TASK LIST.
a – Answer these questions from the passage on the Western Australian Herbarium.
(i) What is the herbarium's Index Herbariorum code?
(ii) About how many regional community groups does the Regional Herbaria Network link?
(iii) In what year did the herbarium publish The Western Australian Flora – A Descriptive Catalogue?
b – Reproduce word for word the part of the passage on the Western Australian Herbarium starting with "The Western Australian Herbarium" and going on through "local reference collections.".

The Western Australian Herbarium is the State Herbarium in Perth, Western Australia.

It is part of the State government's Department of Parks and Wildlife, and has responsibility for the description and documentation of the flora of Western Australia.
It has the Index Herbariorum code of PERTH.

The Hebarium forms part of the Australasian Virtual Herbarium.

The Herbarium is linked to the Western Australian 'Regional Herbaria Network' – which links approximately 84 regional community groups which have local reference collections.

In 2000, with the Wildflower Society of Western Australia and the Botanic Gardens and Parks Authority it published The Western Australian Flora – A Descriptive Catalogue.

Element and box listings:
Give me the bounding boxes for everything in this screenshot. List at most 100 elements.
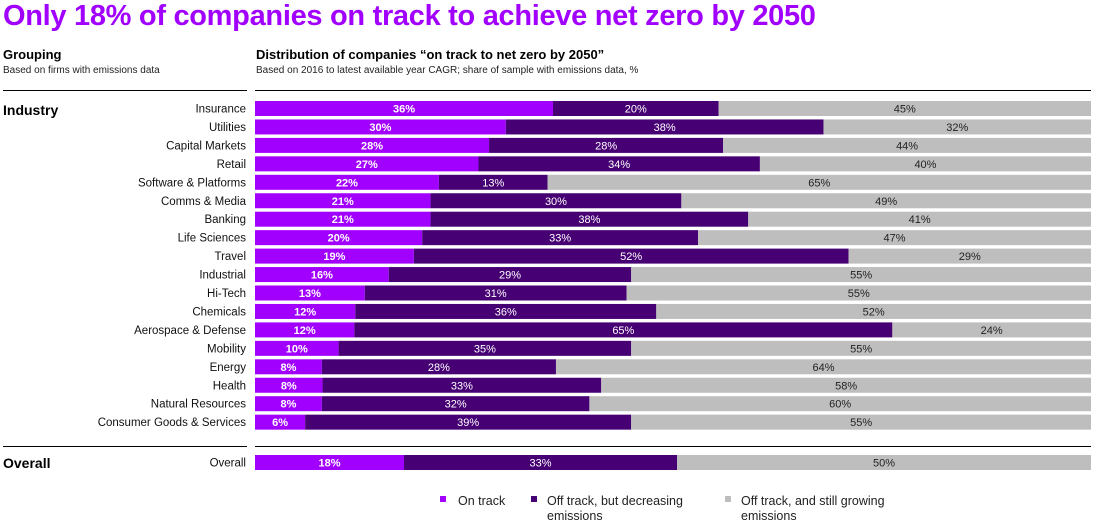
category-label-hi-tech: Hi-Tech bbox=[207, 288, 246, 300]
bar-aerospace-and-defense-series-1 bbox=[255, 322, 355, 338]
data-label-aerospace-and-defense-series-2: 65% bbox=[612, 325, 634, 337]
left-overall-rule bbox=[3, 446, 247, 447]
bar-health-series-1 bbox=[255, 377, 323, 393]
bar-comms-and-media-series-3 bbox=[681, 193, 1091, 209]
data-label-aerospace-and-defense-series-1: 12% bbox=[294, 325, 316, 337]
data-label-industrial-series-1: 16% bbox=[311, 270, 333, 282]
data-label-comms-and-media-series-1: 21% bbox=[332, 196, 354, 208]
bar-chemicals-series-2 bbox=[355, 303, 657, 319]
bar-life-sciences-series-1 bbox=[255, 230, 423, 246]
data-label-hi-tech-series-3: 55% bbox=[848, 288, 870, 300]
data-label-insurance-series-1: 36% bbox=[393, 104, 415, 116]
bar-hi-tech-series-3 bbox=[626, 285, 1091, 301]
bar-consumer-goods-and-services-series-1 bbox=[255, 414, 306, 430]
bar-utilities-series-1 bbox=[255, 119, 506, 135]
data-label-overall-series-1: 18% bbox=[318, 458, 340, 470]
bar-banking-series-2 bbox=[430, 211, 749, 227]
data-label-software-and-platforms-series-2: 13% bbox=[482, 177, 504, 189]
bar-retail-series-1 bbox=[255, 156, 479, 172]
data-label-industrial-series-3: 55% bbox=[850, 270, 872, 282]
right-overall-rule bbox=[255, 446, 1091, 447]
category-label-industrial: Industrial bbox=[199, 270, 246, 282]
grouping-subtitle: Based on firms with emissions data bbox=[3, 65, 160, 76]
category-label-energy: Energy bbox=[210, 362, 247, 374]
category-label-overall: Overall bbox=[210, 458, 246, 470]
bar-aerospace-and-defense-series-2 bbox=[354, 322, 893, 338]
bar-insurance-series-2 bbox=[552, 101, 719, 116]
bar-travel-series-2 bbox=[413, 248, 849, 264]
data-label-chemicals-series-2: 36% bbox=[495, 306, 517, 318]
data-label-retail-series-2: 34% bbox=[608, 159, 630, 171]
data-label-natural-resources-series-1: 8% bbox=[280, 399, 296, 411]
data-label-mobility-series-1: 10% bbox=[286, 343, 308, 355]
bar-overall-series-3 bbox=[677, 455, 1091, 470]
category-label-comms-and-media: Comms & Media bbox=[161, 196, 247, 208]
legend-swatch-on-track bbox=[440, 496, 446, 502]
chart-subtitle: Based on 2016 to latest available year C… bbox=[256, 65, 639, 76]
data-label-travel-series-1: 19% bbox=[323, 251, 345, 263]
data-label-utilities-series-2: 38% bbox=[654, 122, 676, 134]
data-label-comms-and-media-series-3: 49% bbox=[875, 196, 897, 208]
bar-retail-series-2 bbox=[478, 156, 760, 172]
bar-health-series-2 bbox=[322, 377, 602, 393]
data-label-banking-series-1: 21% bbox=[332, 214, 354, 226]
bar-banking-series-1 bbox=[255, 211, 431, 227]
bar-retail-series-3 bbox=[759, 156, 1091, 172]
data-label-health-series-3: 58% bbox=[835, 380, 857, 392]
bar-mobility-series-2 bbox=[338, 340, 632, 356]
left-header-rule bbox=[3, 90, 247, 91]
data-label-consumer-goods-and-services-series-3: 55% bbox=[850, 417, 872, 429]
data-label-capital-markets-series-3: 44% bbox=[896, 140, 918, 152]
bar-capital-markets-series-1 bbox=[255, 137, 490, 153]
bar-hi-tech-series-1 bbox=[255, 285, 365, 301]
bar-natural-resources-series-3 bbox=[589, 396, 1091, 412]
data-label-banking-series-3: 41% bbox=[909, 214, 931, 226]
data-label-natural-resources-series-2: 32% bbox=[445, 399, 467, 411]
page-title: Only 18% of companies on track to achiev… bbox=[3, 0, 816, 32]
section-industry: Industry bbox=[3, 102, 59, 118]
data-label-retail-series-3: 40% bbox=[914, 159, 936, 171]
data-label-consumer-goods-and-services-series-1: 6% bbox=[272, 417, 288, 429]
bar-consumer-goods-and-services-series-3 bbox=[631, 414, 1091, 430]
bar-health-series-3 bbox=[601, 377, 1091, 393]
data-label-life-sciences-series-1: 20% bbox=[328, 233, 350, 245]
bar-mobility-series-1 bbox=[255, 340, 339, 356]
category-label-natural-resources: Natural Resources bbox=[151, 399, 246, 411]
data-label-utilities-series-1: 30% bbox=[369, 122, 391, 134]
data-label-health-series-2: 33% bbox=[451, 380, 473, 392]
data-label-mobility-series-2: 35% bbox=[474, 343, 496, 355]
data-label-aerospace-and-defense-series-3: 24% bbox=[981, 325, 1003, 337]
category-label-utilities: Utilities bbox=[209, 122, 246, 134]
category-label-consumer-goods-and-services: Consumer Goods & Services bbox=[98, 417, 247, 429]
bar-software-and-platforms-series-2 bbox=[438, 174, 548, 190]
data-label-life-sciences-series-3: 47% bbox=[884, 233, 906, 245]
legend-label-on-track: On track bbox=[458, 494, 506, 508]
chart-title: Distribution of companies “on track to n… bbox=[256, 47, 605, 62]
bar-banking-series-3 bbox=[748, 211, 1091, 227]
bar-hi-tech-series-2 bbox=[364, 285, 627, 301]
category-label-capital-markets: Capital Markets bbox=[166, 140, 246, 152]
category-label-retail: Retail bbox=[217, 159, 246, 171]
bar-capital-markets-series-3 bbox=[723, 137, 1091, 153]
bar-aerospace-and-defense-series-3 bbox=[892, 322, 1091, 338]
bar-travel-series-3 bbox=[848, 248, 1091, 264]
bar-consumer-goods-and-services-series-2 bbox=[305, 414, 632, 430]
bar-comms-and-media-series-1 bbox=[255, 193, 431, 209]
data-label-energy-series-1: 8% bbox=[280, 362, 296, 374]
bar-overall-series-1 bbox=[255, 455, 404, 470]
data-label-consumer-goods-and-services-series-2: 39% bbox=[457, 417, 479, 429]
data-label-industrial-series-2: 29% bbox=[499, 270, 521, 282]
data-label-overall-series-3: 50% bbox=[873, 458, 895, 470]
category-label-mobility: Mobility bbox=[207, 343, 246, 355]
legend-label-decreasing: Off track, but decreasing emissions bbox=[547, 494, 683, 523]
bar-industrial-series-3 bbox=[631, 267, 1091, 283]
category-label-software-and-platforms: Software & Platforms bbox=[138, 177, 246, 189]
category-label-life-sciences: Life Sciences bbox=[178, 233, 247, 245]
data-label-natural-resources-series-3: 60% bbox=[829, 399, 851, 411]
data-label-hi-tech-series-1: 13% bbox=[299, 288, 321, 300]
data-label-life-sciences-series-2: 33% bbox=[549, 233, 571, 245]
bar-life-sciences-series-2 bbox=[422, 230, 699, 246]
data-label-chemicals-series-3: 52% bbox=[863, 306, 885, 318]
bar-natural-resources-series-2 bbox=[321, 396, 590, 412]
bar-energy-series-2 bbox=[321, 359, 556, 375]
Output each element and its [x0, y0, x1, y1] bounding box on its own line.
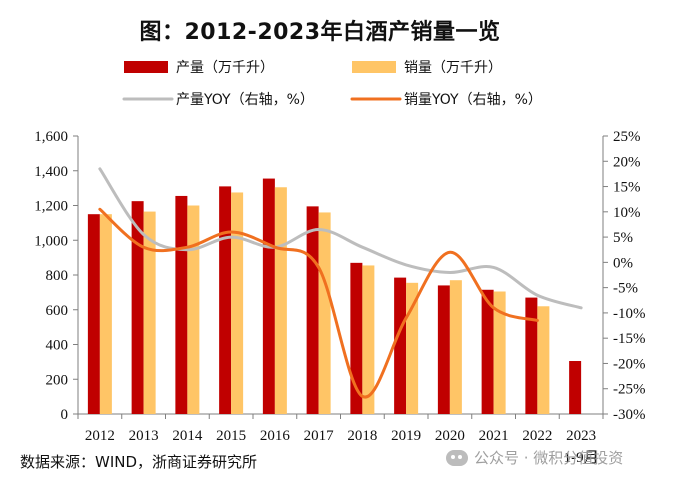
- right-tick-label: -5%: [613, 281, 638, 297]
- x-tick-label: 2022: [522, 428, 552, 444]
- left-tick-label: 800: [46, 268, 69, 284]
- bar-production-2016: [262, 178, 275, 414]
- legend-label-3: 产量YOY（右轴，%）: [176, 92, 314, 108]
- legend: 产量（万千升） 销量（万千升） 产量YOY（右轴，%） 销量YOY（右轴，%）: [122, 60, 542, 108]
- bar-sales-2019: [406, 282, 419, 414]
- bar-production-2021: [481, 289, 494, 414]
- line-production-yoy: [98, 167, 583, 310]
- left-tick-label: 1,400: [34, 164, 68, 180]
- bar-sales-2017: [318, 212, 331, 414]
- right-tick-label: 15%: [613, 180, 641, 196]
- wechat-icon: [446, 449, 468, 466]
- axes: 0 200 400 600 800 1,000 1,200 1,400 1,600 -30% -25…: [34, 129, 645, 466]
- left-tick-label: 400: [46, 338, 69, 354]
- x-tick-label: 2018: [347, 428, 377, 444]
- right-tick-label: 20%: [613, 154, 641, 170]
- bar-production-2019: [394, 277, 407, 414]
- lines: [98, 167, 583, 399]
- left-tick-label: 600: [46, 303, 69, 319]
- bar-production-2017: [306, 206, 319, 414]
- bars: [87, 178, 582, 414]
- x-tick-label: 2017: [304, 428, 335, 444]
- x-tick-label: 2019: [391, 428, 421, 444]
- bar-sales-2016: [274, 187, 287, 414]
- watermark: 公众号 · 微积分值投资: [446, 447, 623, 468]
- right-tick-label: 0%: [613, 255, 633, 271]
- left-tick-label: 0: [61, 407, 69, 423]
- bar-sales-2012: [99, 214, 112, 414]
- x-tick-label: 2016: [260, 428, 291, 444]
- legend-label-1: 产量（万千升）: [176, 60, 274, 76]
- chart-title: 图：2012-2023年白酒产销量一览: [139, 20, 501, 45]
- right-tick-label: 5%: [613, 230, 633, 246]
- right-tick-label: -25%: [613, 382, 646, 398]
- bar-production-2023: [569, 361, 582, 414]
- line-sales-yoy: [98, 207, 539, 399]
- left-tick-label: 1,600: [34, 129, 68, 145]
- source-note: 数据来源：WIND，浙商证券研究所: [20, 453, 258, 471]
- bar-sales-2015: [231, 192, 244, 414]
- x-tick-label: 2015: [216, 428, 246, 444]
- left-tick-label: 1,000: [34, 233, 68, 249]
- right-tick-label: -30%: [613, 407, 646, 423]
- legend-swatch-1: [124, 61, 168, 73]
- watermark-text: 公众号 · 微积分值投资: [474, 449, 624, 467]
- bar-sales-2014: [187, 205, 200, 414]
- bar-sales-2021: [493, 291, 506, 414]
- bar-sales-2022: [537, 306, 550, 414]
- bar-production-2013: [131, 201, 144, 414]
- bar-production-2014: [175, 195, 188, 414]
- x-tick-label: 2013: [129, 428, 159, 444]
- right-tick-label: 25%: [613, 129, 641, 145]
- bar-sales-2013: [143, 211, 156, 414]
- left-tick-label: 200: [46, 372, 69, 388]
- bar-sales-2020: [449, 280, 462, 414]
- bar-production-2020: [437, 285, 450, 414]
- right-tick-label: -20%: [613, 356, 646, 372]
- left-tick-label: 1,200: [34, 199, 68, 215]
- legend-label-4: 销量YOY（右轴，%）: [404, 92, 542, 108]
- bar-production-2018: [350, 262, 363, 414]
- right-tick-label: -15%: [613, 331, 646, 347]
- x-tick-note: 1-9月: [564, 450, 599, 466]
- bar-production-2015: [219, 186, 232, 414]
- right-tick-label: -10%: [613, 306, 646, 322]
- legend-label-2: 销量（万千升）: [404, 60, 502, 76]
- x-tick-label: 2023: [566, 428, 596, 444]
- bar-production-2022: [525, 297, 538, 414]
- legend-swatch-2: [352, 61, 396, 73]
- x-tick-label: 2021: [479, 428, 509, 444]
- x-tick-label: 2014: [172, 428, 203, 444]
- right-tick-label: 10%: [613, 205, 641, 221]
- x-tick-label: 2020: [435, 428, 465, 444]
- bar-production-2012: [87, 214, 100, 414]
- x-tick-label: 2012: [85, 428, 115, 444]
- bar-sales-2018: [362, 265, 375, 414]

==

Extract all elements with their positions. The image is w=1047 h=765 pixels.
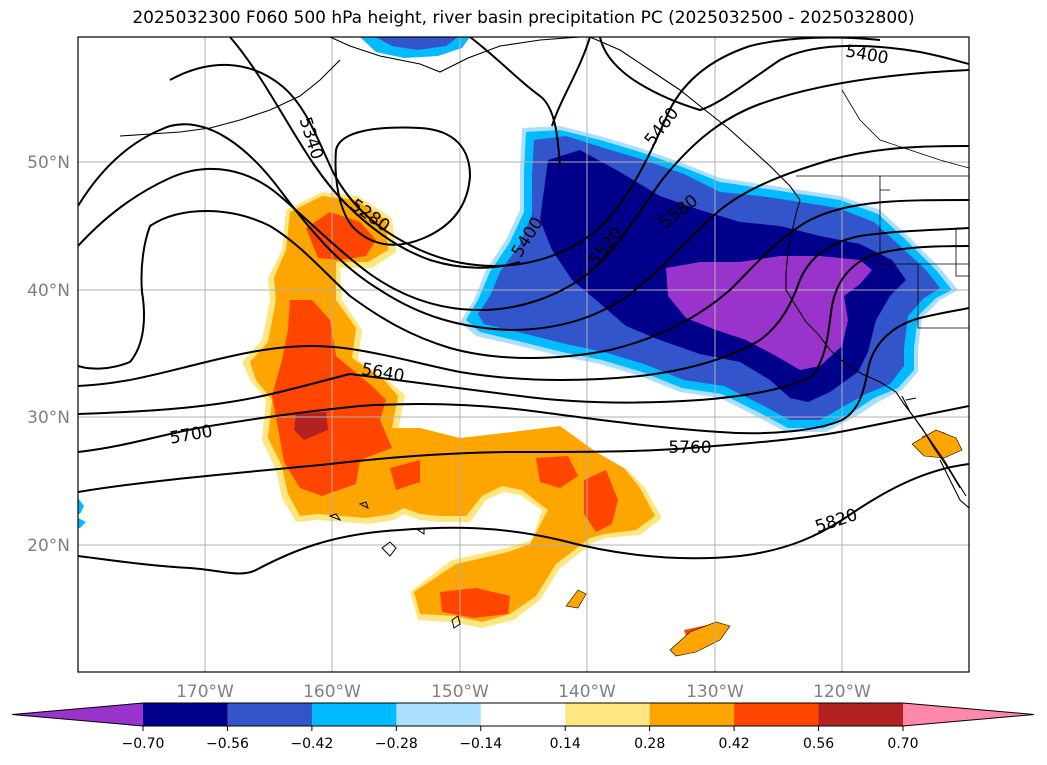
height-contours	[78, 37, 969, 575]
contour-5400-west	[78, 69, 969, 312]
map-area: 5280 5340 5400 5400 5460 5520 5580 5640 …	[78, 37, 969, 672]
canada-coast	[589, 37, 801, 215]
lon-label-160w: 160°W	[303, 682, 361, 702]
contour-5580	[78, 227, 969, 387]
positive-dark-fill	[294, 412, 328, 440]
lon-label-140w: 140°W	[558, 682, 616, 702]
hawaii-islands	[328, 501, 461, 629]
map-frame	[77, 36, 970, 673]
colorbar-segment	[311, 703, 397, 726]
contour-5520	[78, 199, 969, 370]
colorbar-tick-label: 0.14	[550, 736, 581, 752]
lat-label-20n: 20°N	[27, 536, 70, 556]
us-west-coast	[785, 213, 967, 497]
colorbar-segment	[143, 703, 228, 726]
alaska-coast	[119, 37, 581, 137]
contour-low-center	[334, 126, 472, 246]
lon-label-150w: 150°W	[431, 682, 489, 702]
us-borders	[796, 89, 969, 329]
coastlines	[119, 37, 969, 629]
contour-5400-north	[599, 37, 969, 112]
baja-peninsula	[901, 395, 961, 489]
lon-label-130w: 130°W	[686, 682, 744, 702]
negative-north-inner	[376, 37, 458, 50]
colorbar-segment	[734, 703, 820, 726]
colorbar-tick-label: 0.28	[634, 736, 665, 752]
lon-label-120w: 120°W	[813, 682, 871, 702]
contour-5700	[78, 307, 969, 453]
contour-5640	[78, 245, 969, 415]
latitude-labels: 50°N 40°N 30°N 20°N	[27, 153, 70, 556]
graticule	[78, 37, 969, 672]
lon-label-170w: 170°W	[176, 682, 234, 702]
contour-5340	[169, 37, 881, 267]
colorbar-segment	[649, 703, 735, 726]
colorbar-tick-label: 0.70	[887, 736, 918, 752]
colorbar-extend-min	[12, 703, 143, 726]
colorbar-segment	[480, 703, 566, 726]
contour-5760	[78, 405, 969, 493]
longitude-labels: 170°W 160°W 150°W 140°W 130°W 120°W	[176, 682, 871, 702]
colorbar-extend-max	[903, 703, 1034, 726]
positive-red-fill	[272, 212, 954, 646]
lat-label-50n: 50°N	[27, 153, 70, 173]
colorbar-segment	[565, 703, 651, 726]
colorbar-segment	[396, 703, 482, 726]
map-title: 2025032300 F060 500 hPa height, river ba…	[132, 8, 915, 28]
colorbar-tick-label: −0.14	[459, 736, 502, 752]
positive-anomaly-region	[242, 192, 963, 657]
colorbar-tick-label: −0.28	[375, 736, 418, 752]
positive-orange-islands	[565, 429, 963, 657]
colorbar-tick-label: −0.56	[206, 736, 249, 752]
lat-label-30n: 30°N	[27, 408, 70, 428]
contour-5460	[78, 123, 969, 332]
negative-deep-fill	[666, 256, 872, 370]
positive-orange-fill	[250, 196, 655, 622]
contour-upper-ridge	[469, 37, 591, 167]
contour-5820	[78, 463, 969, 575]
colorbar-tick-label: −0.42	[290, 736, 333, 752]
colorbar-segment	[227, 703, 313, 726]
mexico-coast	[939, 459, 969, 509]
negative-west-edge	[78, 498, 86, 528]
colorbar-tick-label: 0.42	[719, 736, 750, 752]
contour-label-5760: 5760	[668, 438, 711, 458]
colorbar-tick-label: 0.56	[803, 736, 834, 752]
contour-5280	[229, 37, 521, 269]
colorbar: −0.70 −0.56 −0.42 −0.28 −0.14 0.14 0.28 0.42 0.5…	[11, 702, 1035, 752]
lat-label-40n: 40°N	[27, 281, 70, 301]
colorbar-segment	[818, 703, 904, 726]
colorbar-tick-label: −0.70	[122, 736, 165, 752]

EXPECTED RESPONSES.
a –
(i) PERTH
(ii) Approximately 84
(iii) 2000

b –
The Western Australian Herbarium is the State Herbarium in Perth, Western Australia.

It is part of the State government's Department of Parks and Wildlife, and has responsibility for the description and documentation of the flora of Western Australia.
It has the Index Herbariorum code of PERTH.

The Hebarium forms part of the Australasian Virtual Herbarium.

The Herbarium is linked to the Western Australian 'Regional Herbaria Network' – which links approximately 84 regional community groups which have local reference collections.